**Exercise aim**. Locate every line below that contains the word "ANNELIDA" and copy it.

**Material provided**.

§ §

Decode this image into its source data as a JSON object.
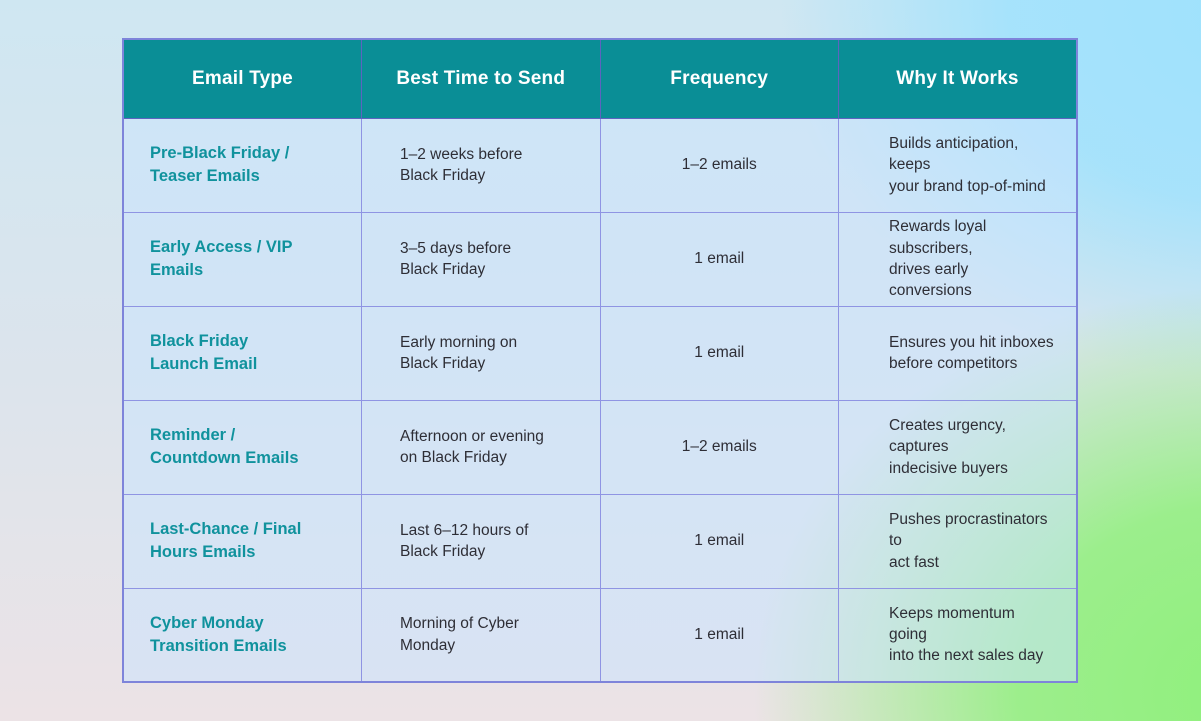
{
  "colors": {
    "header_bg": "#0a8e96",
    "header_text": "#ffffff",
    "accent_teal_text": "#10929d",
    "body_text": "#2e2e36",
    "grid_border": "#8f94e3",
    "cell_overlay": "rgba(203,227,253,0.55)",
    "bg_top_right": "#9fe2fd",
    "bg_bottom_right": "#8ff07c",
    "bg_top_left": "#cfe7f2",
    "bg_bottom_left": "#ece3e6"
  },
  "table": {
    "headers": [
      "Email Type",
      "Best Time to Send",
      "Frequency",
      "Why It Works"
    ],
    "rows": [
      {
        "email_type": "Pre-Black Friday /\nTeaser Emails",
        "best_time": "1–2 weeks before\nBlack Friday",
        "frequency": "1–2 emails",
        "why_it_works": "Builds anticipation, keeps\nyour brand top-of-mind"
      },
      {
        "email_type": "Early Access / VIP\nEmails",
        "best_time": "3–5 days before\nBlack Friday",
        "frequency": "1 email",
        "why_it_works": "Rewards loyal subscribers,\ndrives early conversions"
      },
      {
        "email_type": "Black Friday\nLaunch Email",
        "best_time": "Early morning on\nBlack Friday",
        "frequency": "1 email",
        "why_it_works": "Ensures you hit inboxes\nbefore competitors"
      },
      {
        "email_type": "Reminder /\nCountdown Emails",
        "best_time": "Afternoon or evening\non Black Friday",
        "frequency": "1–2 emails",
        "why_it_works": "Creates urgency, captures\nindecisive buyers"
      },
      {
        "email_type": "Last-Chance / Final\nHours Emails",
        "best_time": "Last 6–12 hours of\nBlack Friday",
        "frequency": "1 email",
        "why_it_works": "Pushes procrastinators to\nact fast"
      },
      {
        "email_type": "Cyber Monday\nTransition Emails",
        "best_time": "Morning of Cyber\nMonday",
        "frequency": "1 email",
        "why_it_works": "Keeps momentum going\ninto the next sales day"
      }
    ]
  }
}
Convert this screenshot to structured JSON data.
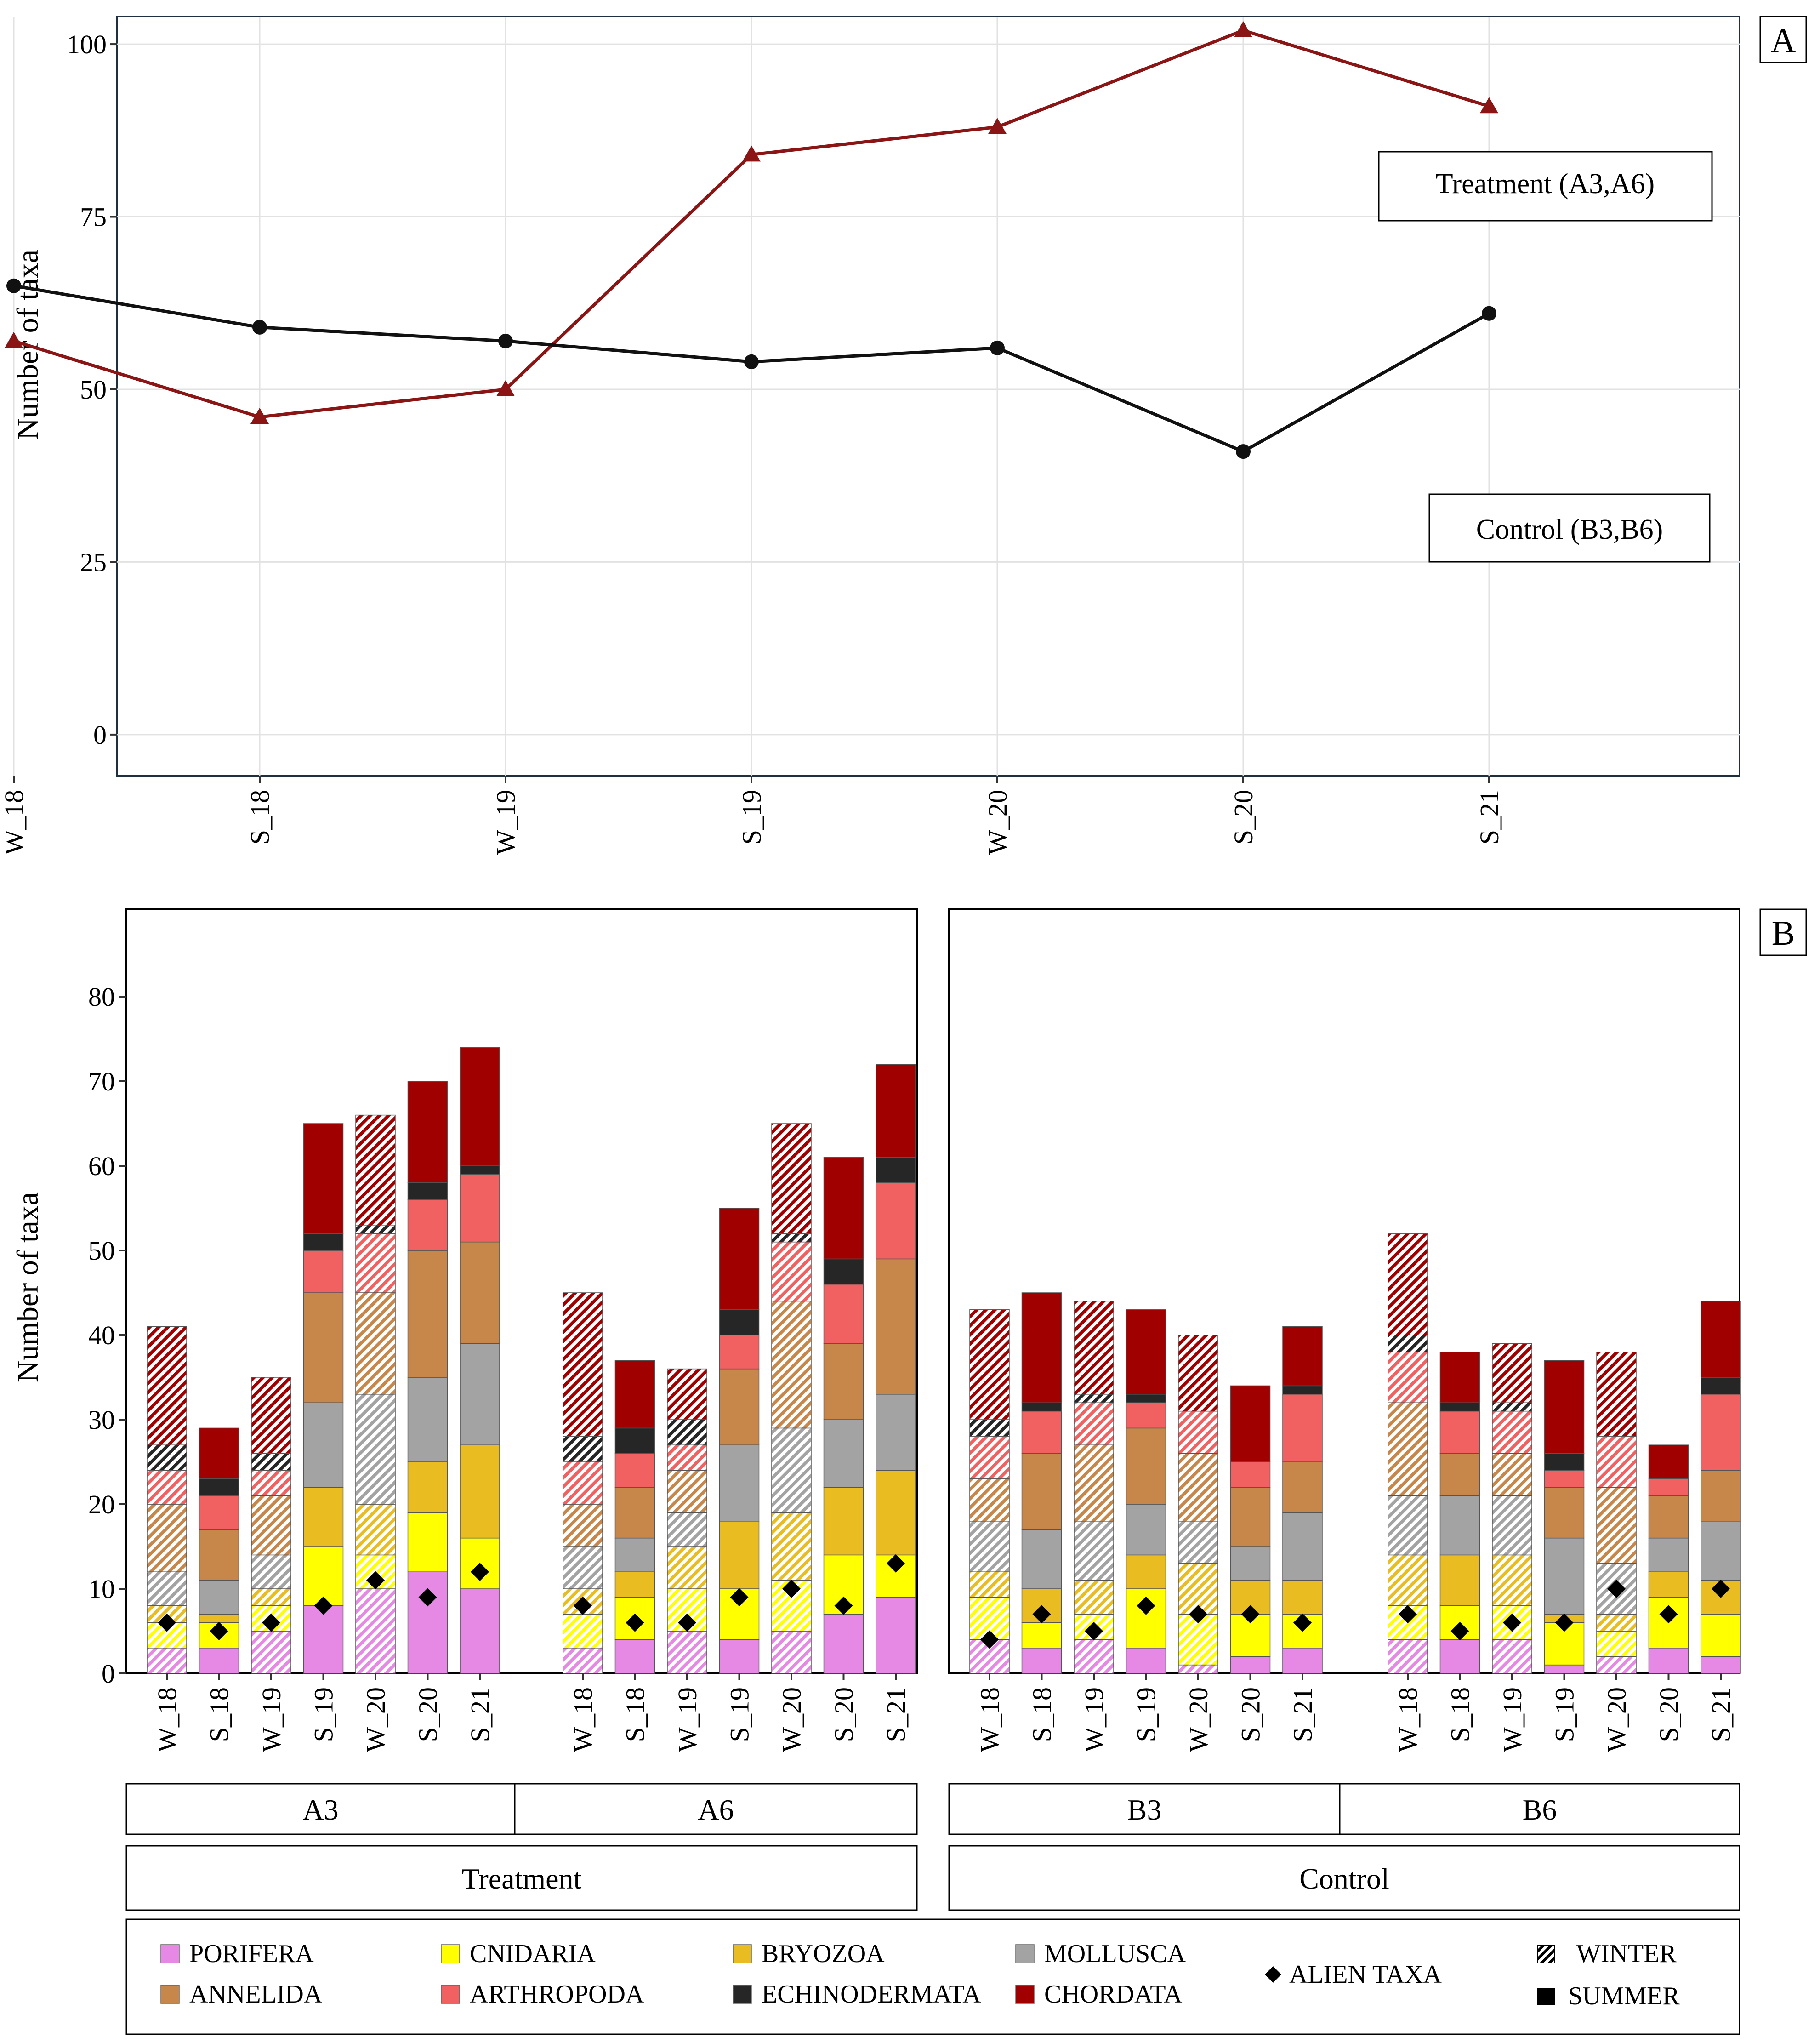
{
  "colors": {
    "PORIFERA": "#e589e5",
    "CNIDARIA": "#ffff00",
    "BRYOZOA": "#e9bd21",
    "MOLLUSCA": "#a3a3a3",
    "ANNELIDA": "#c8874a",
    "ARTHROPODA": "#f26161",
    "ECHINODERMATA": "#262626",
    "CHORDATA": "#a10000",
    "treatment_line": "#8b1414",
    "control_line": "#111111"
  },
  "chart_data": [
    {
      "type": "line",
      "panel_label": "A",
      "ylabel": "Number of taxa",
      "ylim": [
        -6,
        104
      ],
      "yticks": [
        "0",
        "25",
        "50",
        "75",
        "100"
      ],
      "ytick_values": [
        0,
        25,
        50,
        75,
        100
      ],
      "categories": [
        "W_18",
        "S_18",
        "W_19",
        "S_19",
        "W_20",
        "S_20",
        "S_21"
      ],
      "series": [
        {
          "name": "Treatment (A3,A6)",
          "marker": "triangle",
          "values": [
            57,
            46,
            50,
            84,
            88,
            102,
            91
          ]
        },
        {
          "name": "Control (B3,B6)",
          "marker": "circle",
          "values": [
            65,
            59,
            57,
            54,
            56,
            41,
            61
          ]
        }
      ]
    },
    {
      "type": "bar",
      "stacked": true,
      "panel_label": "B",
      "ylabel": "Number of taxa",
      "ylim": [
        0,
        90
      ],
      "yticks": [
        "0",
        "10",
        "20",
        "30",
        "40",
        "50",
        "60",
        "70",
        "80"
      ],
      "ytick_values": [
        0,
        10,
        20,
        30,
        40,
        50,
        60,
        70,
        80
      ],
      "stack_order": [
        "PORIFERA",
        "CNIDARIA",
        "BRYOZOA",
        "MOLLUSCA",
        "ANNELIDA",
        "ARTHROPODA",
        "ECHINODERMATA",
        "CHORDATA"
      ],
      "groups": [
        {
          "name": "Treatment",
          "sites": [
            {
              "name": "A3",
              "bars": [
                {
                  "label": "W_18",
                  "season": "winter",
                  "values": [
                    3,
                    3,
                    2,
                    4,
                    8,
                    4,
                    3,
                    14
                  ],
                  "alien": 6
                },
                {
                  "label": "S_18",
                  "season": "summer",
                  "values": [
                    3,
                    3,
                    1,
                    4,
                    6,
                    4,
                    2,
                    6
                  ],
                  "alien": 5
                },
                {
                  "label": "W_19",
                  "season": "winter",
                  "values": [
                    5,
                    3,
                    2,
                    4,
                    7,
                    3,
                    2,
                    9
                  ],
                  "alien": 6
                },
                {
                  "label": "S_19",
                  "season": "summer",
                  "values": [
                    8,
                    7,
                    7,
                    10,
                    13,
                    5,
                    2,
                    13
                  ],
                  "alien": 8
                },
                {
                  "label": "W_20",
                  "season": "winter",
                  "values": [
                    10,
                    4,
                    6,
                    13,
                    12,
                    7,
                    1,
                    13
                  ],
                  "alien": 11
                },
                {
                  "label": "S_20",
                  "season": "summer",
                  "values": [
                    12,
                    7,
                    6,
                    10,
                    15,
                    6,
                    2,
                    12
                  ],
                  "alien": 9
                },
                {
                  "label": "S_21",
                  "season": "summer",
                  "values": [
                    10,
                    6,
                    11,
                    12,
                    12,
                    8,
                    1,
                    14
                  ],
                  "alien": 12
                }
              ]
            },
            {
              "name": "A6",
              "bars": [
                {
                  "label": "W_18",
                  "season": "winter",
                  "values": [
                    3,
                    4,
                    3,
                    5,
                    5,
                    5,
                    3,
                    17
                  ],
                  "alien": 8
                },
                {
                  "label": "S_18",
                  "season": "summer",
                  "values": [
                    4,
                    5,
                    3,
                    4,
                    6,
                    4,
                    3,
                    8
                  ],
                  "alien": 6
                },
                {
                  "label": "W_19",
                  "season": "winter",
                  "values": [
                    5,
                    5,
                    5,
                    4,
                    5,
                    3,
                    3,
                    6
                  ],
                  "alien": 6
                },
                {
                  "label": "S_19",
                  "season": "summer",
                  "values": [
                    4,
                    6,
                    8,
                    9,
                    9,
                    4,
                    3,
                    12
                  ],
                  "alien": 9
                },
                {
                  "label": "W_20",
                  "season": "winter",
                  "values": [
                    5,
                    6,
                    8,
                    10,
                    15,
                    7,
                    1,
                    13
                  ],
                  "alien": 10
                },
                {
                  "label": "S_20",
                  "season": "summer",
                  "values": [
                    7,
                    7,
                    8,
                    8,
                    9,
                    7,
                    3,
                    12
                  ],
                  "alien": 8
                },
                {
                  "label": "S_21",
                  "season": "summer",
                  "values": [
                    9,
                    5,
                    10,
                    9,
                    16,
                    9,
                    3,
                    11
                  ],
                  "alien": 13
                }
              ]
            }
          ]
        },
        {
          "name": "Control",
          "sites": [
            {
              "name": "B3",
              "bars": [
                {
                  "label": "W_18",
                  "season": "winter",
                  "values": [
                    4,
                    5,
                    3,
                    6,
                    5,
                    5,
                    2,
                    13
                  ],
                  "alien": 4
                },
                {
                  "label": "S_18",
                  "season": "summer",
                  "values": [
                    3,
                    3,
                    4,
                    7,
                    9,
                    5,
                    1,
                    13
                  ],
                  "alien": 7
                },
                {
                  "label": "W_19",
                  "season": "winter",
                  "values": [
                    4,
                    3,
                    4,
                    7,
                    9,
                    5,
                    1,
                    11
                  ],
                  "alien": 5
                },
                {
                  "label": "S_19",
                  "season": "summer",
                  "values": [
                    3,
                    7,
                    4,
                    6,
                    9,
                    3,
                    1,
                    10
                  ],
                  "alien": 8
                },
                {
                  "label": "W_20",
                  "season": "winter",
                  "values": [
                    1,
                    6,
                    6,
                    5,
                    8,
                    5,
                    0,
                    9
                  ],
                  "alien": 7
                },
                {
                  "label": "S_20",
                  "season": "summer",
                  "values": [
                    2,
                    5,
                    4,
                    4,
                    7,
                    3,
                    0,
                    9
                  ],
                  "alien": 7
                },
                {
                  "label": "S_21",
                  "season": "summer",
                  "values": [
                    3,
                    4,
                    4,
                    8,
                    6,
                    8,
                    1,
                    7
                  ],
                  "alien": 6
                }
              ]
            },
            {
              "name": "B6",
              "bars": [
                {
                  "label": "W_18",
                  "season": "winter",
                  "values": [
                    4,
                    4,
                    6,
                    7,
                    11,
                    6,
                    2,
                    12
                  ],
                  "alien": 7
                },
                {
                  "label": "S_18",
                  "season": "summer",
                  "values": [
                    4,
                    4,
                    6,
                    7,
                    5,
                    5,
                    1,
                    6
                  ],
                  "alien": 5
                },
                {
                  "label": "W_19",
                  "season": "winter",
                  "values": [
                    4,
                    4,
                    6,
                    7,
                    5,
                    5,
                    1,
                    7
                  ],
                  "alien": 6
                },
                {
                  "label": "S_19",
                  "season": "summer",
                  "values": [
                    1,
                    5,
                    1,
                    9,
                    6,
                    2,
                    2,
                    11
                  ],
                  "alien": 6
                },
                {
                  "label": "W_20",
                  "season": "winter",
                  "values": [
                    2,
                    3,
                    2,
                    6,
                    9,
                    6,
                    0,
                    10
                  ],
                  "alien": 10
                },
                {
                  "label": "S_20",
                  "season": "summer",
                  "values": [
                    3,
                    6,
                    3,
                    4,
                    5,
                    2,
                    0,
                    4
                  ],
                  "alien": 7
                },
                {
                  "label": "S_21",
                  "season": "summer",
                  "values": [
                    2,
                    5,
                    4,
                    7,
                    6,
                    9,
                    2,
                    9
                  ],
                  "alien": 10
                }
              ]
            }
          ]
        }
      ]
    }
  ],
  "legend": {
    "taxa": [
      "PORIFERA",
      "CNIDARIA",
      "BRYOZOA",
      "MOLLUSCA",
      "ANNELIDA",
      "ARTHROPODA",
      "ECHINODERMATA",
      "CHORDATA"
    ],
    "alien": "ALIEN TAXA",
    "winter": "WINTER",
    "summer": "SUMMER"
  }
}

§ §

**Task result**.
    "ANNELIDA": "#c8874a",
        "ANNELIDA",
      "ANNELIDA",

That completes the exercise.